## [PROBLEM STATEMENT]
Reproduce each of the rows below word for word, without changing anything.

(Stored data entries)
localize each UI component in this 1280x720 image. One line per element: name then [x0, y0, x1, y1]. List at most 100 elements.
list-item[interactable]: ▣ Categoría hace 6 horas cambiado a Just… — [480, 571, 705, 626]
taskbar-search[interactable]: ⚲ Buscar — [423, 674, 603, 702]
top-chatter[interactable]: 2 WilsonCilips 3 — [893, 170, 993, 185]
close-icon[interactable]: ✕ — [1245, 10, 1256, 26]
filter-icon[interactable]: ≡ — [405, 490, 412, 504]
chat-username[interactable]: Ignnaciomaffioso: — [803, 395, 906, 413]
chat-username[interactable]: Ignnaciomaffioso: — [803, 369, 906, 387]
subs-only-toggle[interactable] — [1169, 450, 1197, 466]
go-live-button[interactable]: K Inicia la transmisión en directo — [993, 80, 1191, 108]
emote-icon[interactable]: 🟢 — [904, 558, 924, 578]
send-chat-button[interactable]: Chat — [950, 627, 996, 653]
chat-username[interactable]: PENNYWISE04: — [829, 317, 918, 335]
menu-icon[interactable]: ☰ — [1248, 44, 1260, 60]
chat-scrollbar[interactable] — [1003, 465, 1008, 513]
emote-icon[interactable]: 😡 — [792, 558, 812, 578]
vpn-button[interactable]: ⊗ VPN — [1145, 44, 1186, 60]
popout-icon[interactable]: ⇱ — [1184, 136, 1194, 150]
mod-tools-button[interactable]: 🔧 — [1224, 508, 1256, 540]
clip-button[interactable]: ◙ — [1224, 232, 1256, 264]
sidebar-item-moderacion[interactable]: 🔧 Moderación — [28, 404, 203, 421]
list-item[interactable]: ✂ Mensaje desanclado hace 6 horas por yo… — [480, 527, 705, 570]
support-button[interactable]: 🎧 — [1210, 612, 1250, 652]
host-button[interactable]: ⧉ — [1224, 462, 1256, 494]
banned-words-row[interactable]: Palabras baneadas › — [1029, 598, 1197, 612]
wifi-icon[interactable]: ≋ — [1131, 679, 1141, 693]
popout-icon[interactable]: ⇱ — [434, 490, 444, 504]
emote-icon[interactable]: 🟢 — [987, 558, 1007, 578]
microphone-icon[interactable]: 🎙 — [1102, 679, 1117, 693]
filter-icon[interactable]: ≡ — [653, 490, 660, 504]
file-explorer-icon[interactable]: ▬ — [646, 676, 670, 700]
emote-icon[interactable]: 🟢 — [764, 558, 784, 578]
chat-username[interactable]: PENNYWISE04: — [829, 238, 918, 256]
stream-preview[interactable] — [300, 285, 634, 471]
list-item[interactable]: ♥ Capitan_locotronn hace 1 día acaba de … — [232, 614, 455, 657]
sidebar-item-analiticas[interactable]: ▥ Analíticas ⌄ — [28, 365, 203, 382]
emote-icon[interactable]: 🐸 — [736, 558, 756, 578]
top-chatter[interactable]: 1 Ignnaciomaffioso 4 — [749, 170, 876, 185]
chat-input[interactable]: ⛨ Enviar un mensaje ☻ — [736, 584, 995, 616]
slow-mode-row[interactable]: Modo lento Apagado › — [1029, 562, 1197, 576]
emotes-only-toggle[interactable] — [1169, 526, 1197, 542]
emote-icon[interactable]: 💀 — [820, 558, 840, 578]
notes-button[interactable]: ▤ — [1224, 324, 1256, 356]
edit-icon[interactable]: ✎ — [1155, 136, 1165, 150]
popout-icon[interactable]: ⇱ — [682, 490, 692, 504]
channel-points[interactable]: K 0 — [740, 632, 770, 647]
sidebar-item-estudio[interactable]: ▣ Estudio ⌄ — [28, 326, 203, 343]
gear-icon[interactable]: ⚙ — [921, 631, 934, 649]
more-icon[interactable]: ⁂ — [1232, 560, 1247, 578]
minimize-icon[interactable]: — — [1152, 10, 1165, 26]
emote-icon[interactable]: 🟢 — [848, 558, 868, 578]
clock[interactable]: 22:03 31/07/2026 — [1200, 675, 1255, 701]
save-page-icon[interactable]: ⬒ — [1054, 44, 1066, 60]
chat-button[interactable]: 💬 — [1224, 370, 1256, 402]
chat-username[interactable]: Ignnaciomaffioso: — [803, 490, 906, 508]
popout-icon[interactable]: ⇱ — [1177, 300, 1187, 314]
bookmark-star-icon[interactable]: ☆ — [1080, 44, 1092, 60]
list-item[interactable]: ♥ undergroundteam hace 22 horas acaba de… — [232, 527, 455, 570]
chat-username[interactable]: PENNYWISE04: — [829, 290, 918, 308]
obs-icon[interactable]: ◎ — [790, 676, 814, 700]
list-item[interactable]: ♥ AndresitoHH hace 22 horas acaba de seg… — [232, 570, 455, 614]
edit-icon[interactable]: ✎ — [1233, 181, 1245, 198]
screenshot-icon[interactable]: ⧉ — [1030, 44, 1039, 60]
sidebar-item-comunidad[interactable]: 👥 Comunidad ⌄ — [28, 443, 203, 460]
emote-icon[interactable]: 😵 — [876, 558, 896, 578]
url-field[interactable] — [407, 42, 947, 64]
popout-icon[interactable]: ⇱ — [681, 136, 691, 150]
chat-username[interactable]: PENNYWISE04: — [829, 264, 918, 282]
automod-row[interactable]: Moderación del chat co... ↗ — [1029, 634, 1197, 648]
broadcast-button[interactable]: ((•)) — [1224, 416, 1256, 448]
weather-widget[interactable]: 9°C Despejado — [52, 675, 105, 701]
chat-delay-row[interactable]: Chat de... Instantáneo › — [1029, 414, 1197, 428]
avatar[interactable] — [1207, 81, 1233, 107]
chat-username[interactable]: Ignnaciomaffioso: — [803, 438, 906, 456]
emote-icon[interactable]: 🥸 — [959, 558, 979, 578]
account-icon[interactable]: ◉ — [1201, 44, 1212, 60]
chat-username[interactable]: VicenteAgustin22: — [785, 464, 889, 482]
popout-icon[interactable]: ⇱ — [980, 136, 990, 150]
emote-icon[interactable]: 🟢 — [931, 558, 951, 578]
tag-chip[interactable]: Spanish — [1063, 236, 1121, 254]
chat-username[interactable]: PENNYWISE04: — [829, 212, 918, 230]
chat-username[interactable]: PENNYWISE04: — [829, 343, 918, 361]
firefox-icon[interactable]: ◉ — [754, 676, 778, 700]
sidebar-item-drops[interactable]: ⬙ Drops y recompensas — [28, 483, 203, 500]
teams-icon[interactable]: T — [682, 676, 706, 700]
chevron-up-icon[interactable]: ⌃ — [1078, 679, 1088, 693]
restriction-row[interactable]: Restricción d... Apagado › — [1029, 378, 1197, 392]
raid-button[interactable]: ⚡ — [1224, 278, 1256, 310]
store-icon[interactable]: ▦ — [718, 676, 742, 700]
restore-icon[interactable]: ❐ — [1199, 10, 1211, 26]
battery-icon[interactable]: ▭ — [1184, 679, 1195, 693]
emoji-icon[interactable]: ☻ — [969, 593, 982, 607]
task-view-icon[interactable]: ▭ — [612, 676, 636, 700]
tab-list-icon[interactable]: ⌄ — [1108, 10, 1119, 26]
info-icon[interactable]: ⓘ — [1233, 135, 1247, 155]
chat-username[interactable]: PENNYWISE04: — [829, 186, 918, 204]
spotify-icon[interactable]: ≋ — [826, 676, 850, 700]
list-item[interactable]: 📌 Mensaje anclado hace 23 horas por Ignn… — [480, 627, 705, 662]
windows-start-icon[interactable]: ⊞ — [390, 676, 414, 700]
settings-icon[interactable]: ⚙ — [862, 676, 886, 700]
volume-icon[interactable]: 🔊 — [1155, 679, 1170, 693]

## [THE RESULT]
localize each UI component in this 1280x720 image. One line per element: name then [x0, y0, x1, y1]. List at most 100 elements.
list-item[interactable]: ▣ Categoría hace 6 horas cambiado a Just… — [480, 571, 705, 626]
taskbar-search[interactable]: ⚲ Buscar — [423, 674, 603, 702]
top-chatter[interactable]: 2 WilsonCilips 3 — [893, 170, 993, 185]
close-icon[interactable]: ✕ — [1245, 10, 1256, 26]
filter-icon[interactable]: ≡ — [405, 490, 412, 504]
chat-username[interactable]: Ignnaciomaffioso: — [803, 395, 906, 413]
chat-username[interactable]: Ignnaciomaffioso: — [803, 369, 906, 387]
subs-only-toggle[interactable] — [1169, 450, 1197, 466]
go-live-button[interactable]: K Inicia la transmisión en directo — [993, 80, 1191, 108]
emote-icon[interactable]: 🟢 — [904, 558, 924, 578]
send-chat-button[interactable]: Chat — [950, 627, 996, 653]
chat-username[interactable]: PENNYWISE04: — [829, 317, 918, 335]
menu-icon[interactable]: ☰ — [1248, 44, 1260, 60]
chat-scrollbar[interactable] — [1003, 465, 1008, 513]
emote-icon[interactable]: 😡 — [792, 558, 812, 578]
vpn-button[interactable]: ⊗ VPN — [1145, 44, 1186, 60]
popout-icon[interactable]: ⇱ — [1184, 136, 1194, 150]
mod-tools-button[interactable]: 🔧 — [1224, 508, 1256, 540]
clip-button[interactable]: ◙ — [1224, 232, 1256, 264]
sidebar-item-moderacion[interactable]: 🔧 Moderación — [28, 404, 203, 421]
list-item[interactable]: ✂ Mensaje desanclado hace 6 horas por yo… — [480, 527, 705, 570]
support-button[interactable]: 🎧 — [1210, 612, 1250, 652]
host-button[interactable]: ⧉ — [1224, 462, 1256, 494]
banned-words-row[interactable]: Palabras baneadas › — [1029, 598, 1197, 612]
wifi-icon[interactable]: ≋ — [1131, 679, 1141, 693]
popout-icon[interactable]: ⇱ — [434, 490, 444, 504]
emote-icon[interactable]: 🟢 — [987, 558, 1007, 578]
microphone-icon[interactable]: 🎙 — [1102, 679, 1117, 693]
filter-icon[interactable]: ≡ — [653, 490, 660, 504]
file-explorer-icon[interactable]: ▬ — [646, 676, 670, 700]
emote-icon[interactable]: 🟢 — [764, 558, 784, 578]
chat-username[interactable]: PENNYWISE04: — [829, 238, 918, 256]
stream-preview[interactable] — [300, 285, 634, 471]
list-item[interactable]: ♥ Capitan_locotronn hace 1 día acaba de … — [232, 614, 455, 657]
sidebar-item-analiticas[interactable]: ▥ Analíticas ⌄ — [28, 365, 203, 382]
emote-icon[interactable]: 🐸 — [736, 558, 756, 578]
top-chatter[interactable]: 1 Ignnaciomaffioso 4 — [749, 170, 876, 185]
chat-input[interactable]: ⛨ Enviar un mensaje ☻ — [736, 584, 995, 616]
slow-mode-row[interactable]: Modo lento Apagado › — [1029, 562, 1197, 576]
emotes-only-toggle[interactable] — [1169, 526, 1197, 542]
emote-icon[interactable]: 💀 — [820, 558, 840, 578]
notes-button[interactable]: ▤ — [1224, 324, 1256, 356]
edit-icon[interactable]: ✎ — [1155, 136, 1165, 150]
popout-icon[interactable]: ⇱ — [682, 490, 692, 504]
channel-points[interactable]: K 0 — [740, 632, 770, 647]
sidebar-item-estudio[interactable]: ▣ Estudio ⌄ — [28, 326, 203, 343]
gear-icon[interactable]: ⚙ — [921, 631, 934, 649]
more-icon[interactable]: ⁂ — [1232, 560, 1247, 578]
minimize-icon[interactable]: — — [1152, 10, 1165, 26]
emote-icon[interactable]: 🟢 — [848, 558, 868, 578]
clock[interactable]: 22:03 31/07/2026 — [1200, 675, 1255, 701]
save-page-icon[interactable]: ⬒ — [1054, 44, 1066, 60]
chat-button[interactable]: 💬 — [1224, 370, 1256, 402]
chat-username[interactable]: Ignnaciomaffioso: — [803, 490, 906, 508]
popout-icon[interactable]: ⇱ — [1177, 300, 1187, 314]
bookmark-star-icon[interactable]: ☆ — [1080, 44, 1092, 60]
list-item[interactable]: ♥ undergroundteam hace 22 horas acaba de… — [232, 527, 455, 570]
chat-username[interactable]: PENNYWISE04: — [829, 290, 918, 308]
obs-icon[interactable]: ◎ — [790, 676, 814, 700]
list-item[interactable]: ♥ AndresitoHH hace 22 horas acaba de seg… — [232, 570, 455, 614]
edit-icon[interactable]: ✎ — [1233, 181, 1245, 198]
screenshot-icon[interactable]: ⧉ — [1030, 44, 1039, 60]
sidebar-item-comunidad[interactable]: 👥 Comunidad ⌄ — [28, 443, 203, 460]
emote-icon[interactable]: 😵 — [876, 558, 896, 578]
url-field[interactable] — [407, 42, 947, 64]
popout-icon[interactable]: ⇱ — [681, 136, 691, 150]
chat-username[interactable]: PENNYWISE04: — [829, 264, 918, 282]
automod-row[interactable]: Moderación del chat co... ↗ — [1029, 634, 1197, 648]
broadcast-button[interactable]: ((•)) — [1224, 416, 1256, 448]
weather-widget[interactable]: 9°C Despejado — [52, 675, 105, 701]
chat-delay-row[interactable]: Chat de... Instantáneo › — [1029, 414, 1197, 428]
avatar[interactable] — [1207, 81, 1233, 107]
chat-username[interactable]: Ignnaciomaffioso: — [803, 438, 906, 456]
emote-icon[interactable]: 🥸 — [959, 558, 979, 578]
account-icon[interactable]: ◉ — [1201, 44, 1212, 60]
chat-username[interactable]: VicenteAgustin22: — [785, 464, 889, 482]
popout-icon[interactable]: ⇱ — [980, 136, 990, 150]
emote-icon[interactable]: 🟢 — [931, 558, 951, 578]
tag-chip[interactable]: Spanish — [1063, 236, 1121, 254]
chat-username[interactable]: PENNYWISE04: — [829, 212, 918, 230]
chat-username[interactable]: PENNYWISE04: — [829, 343, 918, 361]
firefox-icon[interactable]: ◉ — [754, 676, 778, 700]
sidebar-item-drops[interactable]: ⬙ Drops y recompensas — [28, 483, 203, 500]
teams-icon[interactable]: T — [682, 676, 706, 700]
chevron-up-icon[interactable]: ⌃ — [1078, 679, 1088, 693]
restriction-row[interactable]: Restricción d... Apagado › — [1029, 378, 1197, 392]
raid-button[interactable]: ⚡ — [1224, 278, 1256, 310]
store-icon[interactable]: ▦ — [718, 676, 742, 700]
restore-icon[interactable]: ❐ — [1199, 10, 1211, 26]
battery-icon[interactable]: ▭ — [1184, 679, 1195, 693]
emoji-icon[interactable]: ☻ — [969, 593, 982, 607]
task-view-icon[interactable]: ▭ — [612, 676, 636, 700]
tab-list-icon[interactable]: ⌄ — [1108, 10, 1119, 26]
info-icon[interactable]: ⓘ — [1233, 135, 1247, 155]
chat-username[interactable]: PENNYWISE04: — [829, 186, 918, 204]
spotify-icon[interactable]: ≋ — [826, 676, 850, 700]
list-item[interactable]: 📌 Mensaje anclado hace 23 horas por Ignn… — [480, 627, 705, 662]
windows-start-icon[interactable]: ⊞ — [390, 676, 414, 700]
settings-icon[interactable]: ⚙ — [862, 676, 886, 700]
volume-icon[interactable]: 🔊 — [1155, 679, 1170, 693]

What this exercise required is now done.